┌────────
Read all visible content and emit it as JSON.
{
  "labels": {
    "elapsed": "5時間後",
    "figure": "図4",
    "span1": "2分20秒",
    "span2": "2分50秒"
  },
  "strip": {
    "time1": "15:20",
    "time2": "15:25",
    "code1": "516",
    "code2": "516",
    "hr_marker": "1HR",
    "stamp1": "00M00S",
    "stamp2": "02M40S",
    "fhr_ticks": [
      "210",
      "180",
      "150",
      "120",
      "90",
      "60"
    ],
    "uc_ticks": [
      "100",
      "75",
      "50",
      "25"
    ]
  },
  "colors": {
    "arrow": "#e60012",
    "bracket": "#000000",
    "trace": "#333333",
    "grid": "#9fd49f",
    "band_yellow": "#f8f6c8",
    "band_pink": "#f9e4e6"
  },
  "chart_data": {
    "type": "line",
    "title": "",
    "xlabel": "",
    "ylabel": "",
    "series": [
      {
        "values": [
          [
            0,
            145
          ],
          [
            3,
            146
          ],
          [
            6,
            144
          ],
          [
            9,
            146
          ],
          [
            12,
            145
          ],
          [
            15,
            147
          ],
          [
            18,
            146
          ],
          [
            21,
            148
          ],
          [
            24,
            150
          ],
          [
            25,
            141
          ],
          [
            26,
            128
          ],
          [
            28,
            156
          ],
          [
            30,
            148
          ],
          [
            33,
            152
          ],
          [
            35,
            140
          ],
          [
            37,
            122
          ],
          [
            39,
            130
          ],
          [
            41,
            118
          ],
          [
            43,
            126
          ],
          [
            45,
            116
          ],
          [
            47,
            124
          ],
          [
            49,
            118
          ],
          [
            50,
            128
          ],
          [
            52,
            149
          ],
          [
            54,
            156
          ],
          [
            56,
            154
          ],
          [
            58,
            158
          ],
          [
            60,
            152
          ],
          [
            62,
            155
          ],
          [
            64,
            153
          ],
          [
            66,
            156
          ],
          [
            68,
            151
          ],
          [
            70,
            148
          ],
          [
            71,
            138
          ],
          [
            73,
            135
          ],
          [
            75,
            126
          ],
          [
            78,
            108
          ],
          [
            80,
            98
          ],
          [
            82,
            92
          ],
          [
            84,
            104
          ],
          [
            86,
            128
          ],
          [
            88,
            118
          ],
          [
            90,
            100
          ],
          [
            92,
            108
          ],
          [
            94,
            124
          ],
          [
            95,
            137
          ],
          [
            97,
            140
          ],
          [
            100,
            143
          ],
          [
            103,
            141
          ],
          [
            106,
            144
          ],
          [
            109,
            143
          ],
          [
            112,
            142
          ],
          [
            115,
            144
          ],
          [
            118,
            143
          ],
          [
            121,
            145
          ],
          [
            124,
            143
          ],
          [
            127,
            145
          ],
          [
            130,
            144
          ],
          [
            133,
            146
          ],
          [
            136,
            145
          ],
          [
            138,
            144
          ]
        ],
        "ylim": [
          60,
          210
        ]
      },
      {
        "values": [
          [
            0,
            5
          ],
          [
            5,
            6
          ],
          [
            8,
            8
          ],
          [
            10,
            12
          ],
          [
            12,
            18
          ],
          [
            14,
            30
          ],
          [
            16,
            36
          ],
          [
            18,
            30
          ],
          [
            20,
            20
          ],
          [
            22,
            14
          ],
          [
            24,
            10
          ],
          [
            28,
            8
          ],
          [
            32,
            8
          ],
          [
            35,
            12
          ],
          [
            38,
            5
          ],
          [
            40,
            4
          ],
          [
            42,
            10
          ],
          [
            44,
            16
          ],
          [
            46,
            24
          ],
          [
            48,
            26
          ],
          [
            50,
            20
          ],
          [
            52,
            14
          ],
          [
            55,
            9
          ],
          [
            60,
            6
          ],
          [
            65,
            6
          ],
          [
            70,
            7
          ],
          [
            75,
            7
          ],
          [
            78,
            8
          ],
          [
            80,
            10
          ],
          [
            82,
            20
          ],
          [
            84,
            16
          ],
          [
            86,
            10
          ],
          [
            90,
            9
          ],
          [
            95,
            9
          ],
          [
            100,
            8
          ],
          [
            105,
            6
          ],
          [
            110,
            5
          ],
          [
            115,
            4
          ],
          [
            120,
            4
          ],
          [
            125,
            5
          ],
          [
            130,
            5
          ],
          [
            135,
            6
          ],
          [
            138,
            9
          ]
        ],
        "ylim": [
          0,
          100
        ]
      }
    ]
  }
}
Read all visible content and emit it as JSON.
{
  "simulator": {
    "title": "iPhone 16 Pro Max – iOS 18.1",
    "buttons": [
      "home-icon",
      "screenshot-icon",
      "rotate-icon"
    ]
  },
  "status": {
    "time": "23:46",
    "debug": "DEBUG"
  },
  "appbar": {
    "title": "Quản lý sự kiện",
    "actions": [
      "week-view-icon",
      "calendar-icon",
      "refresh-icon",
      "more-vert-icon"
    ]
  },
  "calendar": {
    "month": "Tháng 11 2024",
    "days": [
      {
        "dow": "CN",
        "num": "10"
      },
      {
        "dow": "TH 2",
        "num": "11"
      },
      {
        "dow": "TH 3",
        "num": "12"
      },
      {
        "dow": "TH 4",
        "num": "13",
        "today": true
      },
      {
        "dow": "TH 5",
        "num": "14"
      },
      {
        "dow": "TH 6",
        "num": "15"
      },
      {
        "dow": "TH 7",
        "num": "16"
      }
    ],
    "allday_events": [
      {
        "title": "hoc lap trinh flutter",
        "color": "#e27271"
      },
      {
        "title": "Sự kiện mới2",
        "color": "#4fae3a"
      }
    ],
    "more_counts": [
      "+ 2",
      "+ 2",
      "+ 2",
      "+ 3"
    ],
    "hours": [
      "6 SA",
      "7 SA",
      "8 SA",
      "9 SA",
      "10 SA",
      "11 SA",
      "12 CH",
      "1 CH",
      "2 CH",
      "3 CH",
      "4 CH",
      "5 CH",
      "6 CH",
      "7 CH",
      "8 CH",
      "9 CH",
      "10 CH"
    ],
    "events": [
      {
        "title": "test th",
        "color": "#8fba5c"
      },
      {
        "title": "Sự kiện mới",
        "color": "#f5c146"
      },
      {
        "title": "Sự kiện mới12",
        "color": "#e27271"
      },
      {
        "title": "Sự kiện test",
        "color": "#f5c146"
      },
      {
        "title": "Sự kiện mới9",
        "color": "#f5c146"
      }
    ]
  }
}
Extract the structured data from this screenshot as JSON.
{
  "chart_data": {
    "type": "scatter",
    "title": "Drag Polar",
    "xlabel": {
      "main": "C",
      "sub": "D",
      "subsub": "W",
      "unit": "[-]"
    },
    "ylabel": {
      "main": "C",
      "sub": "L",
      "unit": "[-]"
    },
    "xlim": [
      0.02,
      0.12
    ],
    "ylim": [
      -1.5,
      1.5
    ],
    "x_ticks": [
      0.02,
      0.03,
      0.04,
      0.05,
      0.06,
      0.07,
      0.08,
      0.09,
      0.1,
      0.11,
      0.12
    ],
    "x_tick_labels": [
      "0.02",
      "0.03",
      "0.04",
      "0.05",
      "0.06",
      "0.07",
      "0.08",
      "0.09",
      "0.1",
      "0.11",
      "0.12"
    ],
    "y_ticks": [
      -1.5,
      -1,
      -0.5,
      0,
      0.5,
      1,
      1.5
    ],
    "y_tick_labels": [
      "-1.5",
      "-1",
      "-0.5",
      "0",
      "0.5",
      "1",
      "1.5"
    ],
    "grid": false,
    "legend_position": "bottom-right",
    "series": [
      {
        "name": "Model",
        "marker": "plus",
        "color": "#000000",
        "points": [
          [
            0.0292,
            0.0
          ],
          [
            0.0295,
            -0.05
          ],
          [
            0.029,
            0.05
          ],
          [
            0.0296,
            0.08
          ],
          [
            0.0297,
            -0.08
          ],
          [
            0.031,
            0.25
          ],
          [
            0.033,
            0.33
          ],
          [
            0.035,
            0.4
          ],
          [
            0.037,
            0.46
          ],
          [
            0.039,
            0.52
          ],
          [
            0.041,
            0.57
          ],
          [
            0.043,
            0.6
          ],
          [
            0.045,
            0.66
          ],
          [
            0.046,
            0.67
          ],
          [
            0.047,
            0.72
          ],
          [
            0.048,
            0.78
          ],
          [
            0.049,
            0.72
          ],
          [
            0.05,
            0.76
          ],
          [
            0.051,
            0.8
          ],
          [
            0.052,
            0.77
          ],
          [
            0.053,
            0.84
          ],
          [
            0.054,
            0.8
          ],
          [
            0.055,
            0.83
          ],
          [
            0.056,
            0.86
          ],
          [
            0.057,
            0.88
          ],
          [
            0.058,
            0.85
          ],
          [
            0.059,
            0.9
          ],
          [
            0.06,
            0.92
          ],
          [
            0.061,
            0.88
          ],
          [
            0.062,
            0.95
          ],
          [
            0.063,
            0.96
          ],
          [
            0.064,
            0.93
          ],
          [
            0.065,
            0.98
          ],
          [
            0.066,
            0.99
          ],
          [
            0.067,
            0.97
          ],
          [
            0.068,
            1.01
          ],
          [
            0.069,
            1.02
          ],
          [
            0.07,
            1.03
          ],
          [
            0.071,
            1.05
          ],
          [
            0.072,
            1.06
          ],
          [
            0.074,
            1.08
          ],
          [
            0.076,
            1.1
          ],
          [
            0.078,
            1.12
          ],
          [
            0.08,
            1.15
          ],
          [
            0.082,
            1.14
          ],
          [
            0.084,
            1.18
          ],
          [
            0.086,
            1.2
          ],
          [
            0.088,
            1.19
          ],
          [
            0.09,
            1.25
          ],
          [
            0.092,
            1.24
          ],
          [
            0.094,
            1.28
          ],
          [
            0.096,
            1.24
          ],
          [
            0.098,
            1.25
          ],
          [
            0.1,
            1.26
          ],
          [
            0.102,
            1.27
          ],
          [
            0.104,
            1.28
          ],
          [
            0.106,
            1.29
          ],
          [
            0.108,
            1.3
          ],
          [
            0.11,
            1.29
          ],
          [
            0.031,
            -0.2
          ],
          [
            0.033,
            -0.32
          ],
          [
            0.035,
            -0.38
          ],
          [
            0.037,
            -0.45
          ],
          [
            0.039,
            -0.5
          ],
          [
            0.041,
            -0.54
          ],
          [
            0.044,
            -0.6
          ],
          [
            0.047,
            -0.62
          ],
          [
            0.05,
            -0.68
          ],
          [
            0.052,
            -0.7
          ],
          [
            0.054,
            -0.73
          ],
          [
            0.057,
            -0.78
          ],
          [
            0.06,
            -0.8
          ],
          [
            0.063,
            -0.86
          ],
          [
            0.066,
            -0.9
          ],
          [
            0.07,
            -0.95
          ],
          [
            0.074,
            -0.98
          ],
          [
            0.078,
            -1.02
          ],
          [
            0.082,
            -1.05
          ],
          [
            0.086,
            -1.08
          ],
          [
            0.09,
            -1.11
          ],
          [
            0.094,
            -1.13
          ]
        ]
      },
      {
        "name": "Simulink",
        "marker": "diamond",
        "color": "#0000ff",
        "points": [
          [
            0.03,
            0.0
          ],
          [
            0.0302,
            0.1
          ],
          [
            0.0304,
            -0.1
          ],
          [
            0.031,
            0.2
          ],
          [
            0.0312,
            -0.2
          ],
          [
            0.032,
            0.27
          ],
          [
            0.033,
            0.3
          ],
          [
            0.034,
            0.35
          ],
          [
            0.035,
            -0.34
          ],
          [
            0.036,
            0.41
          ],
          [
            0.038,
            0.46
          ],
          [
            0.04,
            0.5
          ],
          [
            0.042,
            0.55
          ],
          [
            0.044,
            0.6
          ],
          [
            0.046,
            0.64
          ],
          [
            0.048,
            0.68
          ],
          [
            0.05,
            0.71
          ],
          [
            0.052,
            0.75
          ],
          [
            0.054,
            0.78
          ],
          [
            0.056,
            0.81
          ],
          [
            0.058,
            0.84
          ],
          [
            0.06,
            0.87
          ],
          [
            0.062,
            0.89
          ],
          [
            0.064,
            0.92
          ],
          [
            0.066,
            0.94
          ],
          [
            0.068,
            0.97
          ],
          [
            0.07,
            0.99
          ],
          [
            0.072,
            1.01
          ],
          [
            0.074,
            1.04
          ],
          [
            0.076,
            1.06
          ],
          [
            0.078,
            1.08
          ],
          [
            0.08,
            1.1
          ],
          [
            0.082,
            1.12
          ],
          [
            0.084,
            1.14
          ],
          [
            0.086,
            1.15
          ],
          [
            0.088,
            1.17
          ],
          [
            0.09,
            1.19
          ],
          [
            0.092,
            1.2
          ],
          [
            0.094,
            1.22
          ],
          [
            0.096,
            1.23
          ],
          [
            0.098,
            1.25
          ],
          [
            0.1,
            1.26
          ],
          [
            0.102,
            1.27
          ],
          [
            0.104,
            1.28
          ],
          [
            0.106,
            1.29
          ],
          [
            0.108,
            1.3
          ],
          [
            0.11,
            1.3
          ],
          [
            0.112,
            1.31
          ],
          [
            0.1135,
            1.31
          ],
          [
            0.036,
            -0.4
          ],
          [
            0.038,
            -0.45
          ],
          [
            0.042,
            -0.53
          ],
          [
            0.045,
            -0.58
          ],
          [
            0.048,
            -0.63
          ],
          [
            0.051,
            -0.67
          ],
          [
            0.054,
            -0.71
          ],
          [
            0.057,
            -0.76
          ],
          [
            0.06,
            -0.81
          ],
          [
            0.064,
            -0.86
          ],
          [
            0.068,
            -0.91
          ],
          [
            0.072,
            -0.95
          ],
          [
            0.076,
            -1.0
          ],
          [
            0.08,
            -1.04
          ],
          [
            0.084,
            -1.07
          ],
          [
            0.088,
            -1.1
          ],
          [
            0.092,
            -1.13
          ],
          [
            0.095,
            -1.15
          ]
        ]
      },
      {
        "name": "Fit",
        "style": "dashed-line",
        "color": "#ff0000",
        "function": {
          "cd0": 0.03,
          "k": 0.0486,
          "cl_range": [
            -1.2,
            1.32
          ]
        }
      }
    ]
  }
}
└────────
Set problem
Extract every line from the records above that contains the word "kiện".

The output
    "title": "Quản lý sự kiện",
        "title": "Sự kiện mới2",
        "title": "Sự kiện mới",
        "title": "Sự kiện mới12",
        "title": "Sự kiện test",
        "title": "Sự kiện mới9",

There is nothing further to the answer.